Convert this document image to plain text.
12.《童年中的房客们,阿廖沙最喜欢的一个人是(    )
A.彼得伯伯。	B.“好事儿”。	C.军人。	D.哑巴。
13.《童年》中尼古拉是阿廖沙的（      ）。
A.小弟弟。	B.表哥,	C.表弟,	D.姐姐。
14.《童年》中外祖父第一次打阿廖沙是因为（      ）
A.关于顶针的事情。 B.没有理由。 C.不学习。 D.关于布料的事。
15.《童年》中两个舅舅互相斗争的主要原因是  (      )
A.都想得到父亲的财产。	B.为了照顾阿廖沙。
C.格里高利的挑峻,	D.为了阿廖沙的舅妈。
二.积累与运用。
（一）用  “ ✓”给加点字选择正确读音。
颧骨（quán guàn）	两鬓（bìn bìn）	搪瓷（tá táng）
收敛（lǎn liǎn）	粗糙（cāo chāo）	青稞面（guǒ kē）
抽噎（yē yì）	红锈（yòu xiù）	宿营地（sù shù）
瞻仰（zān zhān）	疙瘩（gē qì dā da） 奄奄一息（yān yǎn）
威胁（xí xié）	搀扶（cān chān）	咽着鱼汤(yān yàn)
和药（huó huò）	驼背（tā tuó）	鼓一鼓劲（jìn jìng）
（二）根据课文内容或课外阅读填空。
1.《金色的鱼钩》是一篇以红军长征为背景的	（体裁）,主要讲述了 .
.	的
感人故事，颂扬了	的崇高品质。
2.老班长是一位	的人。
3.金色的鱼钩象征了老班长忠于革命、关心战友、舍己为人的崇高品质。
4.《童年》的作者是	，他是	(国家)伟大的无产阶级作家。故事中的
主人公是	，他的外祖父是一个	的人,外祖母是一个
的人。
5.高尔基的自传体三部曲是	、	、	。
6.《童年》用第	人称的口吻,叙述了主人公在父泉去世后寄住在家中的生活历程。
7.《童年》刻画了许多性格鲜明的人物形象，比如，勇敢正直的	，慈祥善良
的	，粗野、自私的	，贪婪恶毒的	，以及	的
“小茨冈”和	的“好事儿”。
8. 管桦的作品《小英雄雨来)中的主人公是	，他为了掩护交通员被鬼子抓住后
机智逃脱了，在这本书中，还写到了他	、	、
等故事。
----
#### What you will do
Reproduce the data in its entirety, matching each character.

#### Worked solution
Convert this document image to plain text.
12.《童年中的房客们,阿廖沙最喜欢的一个人是(    )
A.彼得伯伯。	B.“好事儿”。	C.军人。	D.哑巴。
13.《童年》中尼古拉是阿廖沙的（      ）。
A.小弟弟。	B.表哥,	C.表弟,	D.姐姐。
14.《童年》中外祖父第一次打阿廖沙是因为（      ）
A.关于顶针的事情。 B.没有理由。 C.不学习。 D.关于布料的事。
15.《童年》中两个舅舅互相斗争的主要原因是  (      )
A.都想得到父亲的财产。	B.为了照顾阿廖沙。
C.格里高利的挑峻,	D.为了阿廖沙的舅妈。
二.积累与运用。
（一）用  “ ✓”给加点字选择正确读音。
颧骨（quán guàn）	两鬓（bìn bìn）	搪瓷（tá táng）
收敛（lǎn liǎn）	粗糙（cāo chāo）	青稞面（guǒ kē）
抽噎（yē yì）	红锈（yòu xiù）	宿营地（sù shù）
瞻仰（zān zhān）	疙瘩（gē qì dā da） 奄奄一息（yān yǎn）
威胁（xí xié）	搀扶（cān chān）	咽着鱼汤(yān yàn)
和药（huó huò）	驼背（tā tuó）	鼓一鼓劲（jìn jìng）
（二）根据课文内容或课外阅读填空。
1.《金色的鱼钩》是一篇以红军长征为背景的	（体裁）,主要讲述了 .
.	的
感人故事，颂扬了	的崇高品质。
2.老班长是一位	的人。
3.金色的鱼钩象征了老班长忠于革命、关心战友、舍己为人的崇高品质。
4.《童年》的作者是	，他是	(国家)伟大的无产阶级作家。故事中的
主人公是	，他的外祖父是一个	的人,外祖母是一个
的人。
5.高尔基的自传体三部曲是	、	、	。
6.《童年》用第	人称的口吻,叙述了主人公在父泉去世后寄住在家中的生活历程。
7.《童年》刻画了许多性格鲜明的人物形象，比如，勇敢正直的	，慈祥善良
的	，粗野、自私的	，贪婪恶毒的	，以及	的
“小茨冈”和	的“好事儿”。
8. 管桦的作品《小英雄雨来)中的主人公是	，他为了掩护交通员被鬼子抓住后
机智逃脱了，在这本书中，还写到了他	、	、
等故事。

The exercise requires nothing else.